>> Start RECORD EXTRACTS

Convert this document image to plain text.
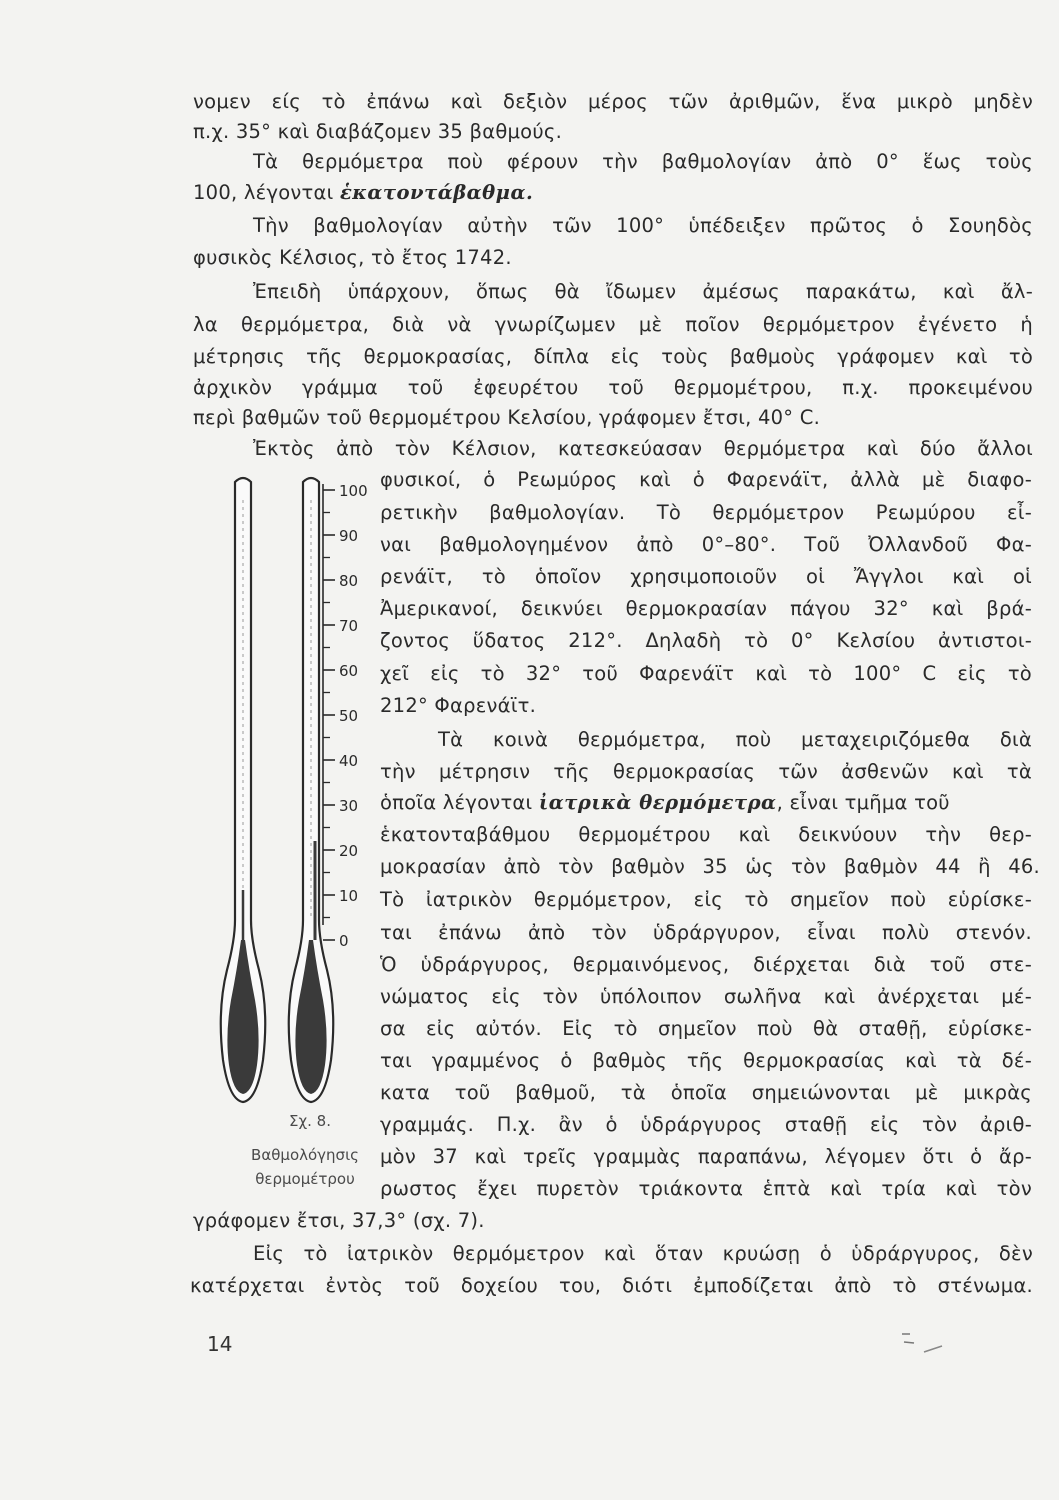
νομεν είς τὸ ἐπάνω καὶ δεξιὸν μέρος τῶν ἀριθμῶν, ἕνα μικρὸ μηδὲν
π.χ. 35° καὶ διαβάζομεν 35 βαθμούς.
Τὰ θερμόμετρα ποὺ φέρουν τὴν βαθμολογίαν ἀπὸ 0° ἕως τοὺς
100, λέγονται ἑκατοντάβαθμα.
Τὴν βαθμολογίαν αὐτὴν τῶν 100° ὑπέδειξεν πρῶτος ὁ Σουηδὸς
φυσικὸς Κέλσιος, τὸ ἔτος 1742.
Ἐπειδὴ ὑπάρχουν, ὅπως θὰ ἴδωμεν ἀμέσως παρακάτω, καὶ ἄλ-
λα θερμόμετρα, διὰ νὰ γνωρίζωμεν μὲ ποῖον θερμόμετρον ἐγένετο ἡ
μέτρησις τῆς θερμοκρασίας, δίπλα εἰς τοὺς βαθμοὺς γράφομεν καὶ τὸ
ἀρχικὸν γράμμα τοῦ ἐφευρέτου τοῦ θερμομέτρου, π.χ. προκειμένου
περὶ βαθμῶν τοῦ θερμομέτρου Κελσίου, γράφομεν ἔτσι, 40° C.
Ἐκτὸς ἀπὸ τὸν Κέλσιον, κατεσκεύασαν θερμόμετρα καὶ δύο ἄλλοι
φυσικοί, ὁ Ρεωμύρος καὶ ὁ Φαρενάϊτ, ἀλλὰ μὲ διαφο-
ρετικὴν βαθμολογίαν. Τὸ θερμόμετρον Ρεωμύρου εἶ-
ναι βαθμολογημένον ἀπὸ 0°–80°. Τοῦ Ὀλλανδοῦ Φα-
ρενάϊτ, τὸ ὁποῖον χρησιμοποιοῦν οἱ Ἄγγλοι καὶ οἱ
Ἀμερικανοί, δεικνύει θερμοκρασίαν πάγου 32° καὶ βρά-
ζοντος ὕδατος 212°. Δηλαδὴ τὸ 0° Κελσίου ἀντιστοι-
χεῖ εἰς τὸ 32° τοῦ Φαρενάϊτ καὶ τὸ 100° C εἰς τὸ
212° Φαρενάϊτ.
Τὰ κοινὰ θερμόμετρα, ποὺ μεταχειριζόμεθα διὰ
τὴν μέτρησιν τῆς θερμοκρασίας τῶν ἀσθενῶν καὶ τὰ
ὁποῖα λέγονται ἰατρικὰ θερμόμετρα, εἶναι τμῆμα τοῦ
ἑκατονταβάθμου θερμομέτρου καὶ δεικνύουν τὴν θερ-
μοκρασίαν ἀπὸ τὸν βαθμὸν 35 ὡς τὸν βαθμὸν 44 ἢ 46.
Τὸ ἰατρικὸν θερμόμετρον, εἰς τὸ σημεῖον ποὺ εὑρίσκε-
ται ἐπάνω ἀπὸ τὸν ὑδράργυρον, εἶναι πολὺ στενόν.
Ὁ ὑδράργυρος, θερμαινόμενος, διέρχεται διὰ τοῦ στε-
νώματος εἰς τὸν ὑπόλοιπον σωλῆνα καὶ ἀνέρχεται μέ-
σα εἰς αὐτόν. Εἰς τὸ σημεῖον ποὺ θὰ σταθῇ, εὑρίσκε-
ται γραμμένος ὁ βαθμὸς τῆς θερμοκρασίας καὶ τὰ δέ-
κατα τοῦ βαθμοῦ, τὰ ὁποῖα σημειώνονται μὲ μικρὰς
γραμμάς. Π.χ. ἂν ὁ ὑδράργυρος σταθῇ εἰς τὸν ἀριθ-
μὸν 37 καὶ τρεῖς γραμμὰς παραπάνω, λέγομεν ὅτι ὁ ἄρ-
ρωστος ἔχει πυρετὸν τριάκοντα ἑπτὰ καὶ τρία καὶ τὸν
γράφομεν ἔτσι, 37,3° (σχ. 7).
Εἰς τὸ ἰατρικὸν θερμόμετρον καὶ ὅταν κρυώσῃ ὁ ὑδράργυρος, δὲν
κατέρχεται ἐντὸς τοῦ δοχείου του, διότι ἐμποδίζεται ἀπὸ τὸ στένωμα.
100
90
80
70
60
50
40
30
20
10
0
Σχ. 8.
Βαθμολόγησις
θερμομέτρου
14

>> End RECORD EXTRACTS

BRIEF: Pictures in the records above should not be copied. Repeat everything else exactly.

SOLUTION:
Convert this document image to plain text.
νομεν είς τὸ ἐπάνω καὶ δεξιὸν μέρος τῶν ἀριθμῶν, ἕνα μικρὸ μηδὲν
π.χ. 35° καὶ διαβάζομεν 35 βαθμούς.
Τὰ θερμόμετρα ποὺ φέρουν τὴν βαθμολογίαν ἀπὸ 0° ἕως τοὺς
100, λέγονται ἑκατοντάβαθμα.
Τὴν βαθμολογίαν αὐτὴν τῶν 100° ὑπέδειξεν πρῶτος ὁ Σουηδὸς
φυσικὸς Κέλσιος, τὸ ἔτος 1742.
Ἐπειδὴ ὑπάρχουν, ὅπως θὰ ἴδωμεν ἀμέσως παρακάτω, καὶ ἄλ-
λα θερμόμετρα, διὰ νὰ γνωρίζωμεν μὲ ποῖον θερμόμετρον ἐγένετο ἡ
μέτρησις τῆς θερμοκρασίας, δίπλα εἰς τοὺς βαθμοὺς γράφομεν καὶ τὸ
ἀρχικὸν γράμμα τοῦ ἐφευρέτου τοῦ θερμομέτρου, π.χ. προκειμένου
περὶ βαθμῶν τοῦ θερμομέτρου Κελσίου, γράφομεν ἔτσι, 40° C.
Ἐκτὸς ἀπὸ τὸν Κέλσιον, κατεσκεύασαν θερμόμετρα καὶ δύο ἄλλοι
φυσικοί, ὁ Ρεωμύρος καὶ ὁ Φαρενάϊτ, ἀλλὰ μὲ διαφο-
ρετικὴν βαθμολογίαν. Τὸ θερμόμετρον Ρεωμύρου εἶ-
ναι βαθμολογημένον ἀπὸ 0°–80°. Τοῦ Ὀλλανδοῦ Φα-
ρενάϊτ, τὸ ὁποῖον χρησιμοποιοῦν οἱ Ἄγγλοι καὶ οἱ
Ἀμερικανοί, δεικνύει θερμοκρασίαν πάγου 32° καὶ βρά-
ζοντος ὕδατος 212°. Δηλαδὴ τὸ 0° Κελσίου ἀντιστοι-
χεῖ εἰς τὸ 32° τοῦ Φαρενάϊτ καὶ τὸ 100° C εἰς τὸ
212° Φαρενάϊτ.
Τὰ κοινὰ θερμόμετρα, ποὺ μεταχειριζόμεθα διὰ
τὴν μέτρησιν τῆς θερμοκρασίας τῶν ἀσθενῶν καὶ τὰ
ὁποῖα λέγονται ἰατρικὰ θερμόμετρα, εἶναι τμῆμα τοῦ
ἑκατονταβάθμου θερμομέτρου καὶ δεικνύουν τὴν θερ-
μοκρασίαν ἀπὸ τὸν βαθμὸν 35 ὡς τὸν βαθμὸν 44 ἢ 46.
Τὸ ἰατρικὸν θερμόμετρον, εἰς τὸ σημεῖον ποὺ εὑρίσκε-
ται ἐπάνω ἀπὸ τὸν ὑδράργυρον, εἶναι πολὺ στενόν.
Ὁ ὑδράργυρος, θερμαινόμενος, διέρχεται διὰ τοῦ στε-
νώματος εἰς τὸν ὑπόλοιπον σωλῆνα καὶ ἀνέρχεται μέ-
σα εἰς αὐτόν. Εἰς τὸ σημεῖον ποὺ θὰ σταθῇ, εὑρίσκε-
ται γραμμένος ὁ βαθμὸς τῆς θερμοκρασίας καὶ τὰ δέ-
κατα τοῦ βαθμοῦ, τὰ ὁποῖα σημειώνονται μὲ μικρὰς
γραμμάς. Π.χ. ἂν ὁ ὑδράργυρος σταθῇ εἰς τὸν ἀριθ-
μὸν 37 καὶ τρεῖς γραμμὰς παραπάνω, λέγομεν ὅτι ὁ ἄρ-
ρωστος ἔχει πυρετὸν τριάκοντα ἑπτὰ καὶ τρία καὶ τὸν
γράφομεν ἔτσι, 37,3° (σχ. 7).
Εἰς τὸ ἰατρικὸν θερμόμετρον καὶ ὅταν κρυώσῃ ὁ ὑδράργυρος, δὲν
κατέρχεται ἐντὸς τοῦ δοχείου του, διότι ἐμποδίζεται ἀπὸ τὸ στένωμα.
100
90
80
70
60
50
40
30
20
10
0
Σχ. 8.
Βαθμολόγησις
θερμομέτρου
14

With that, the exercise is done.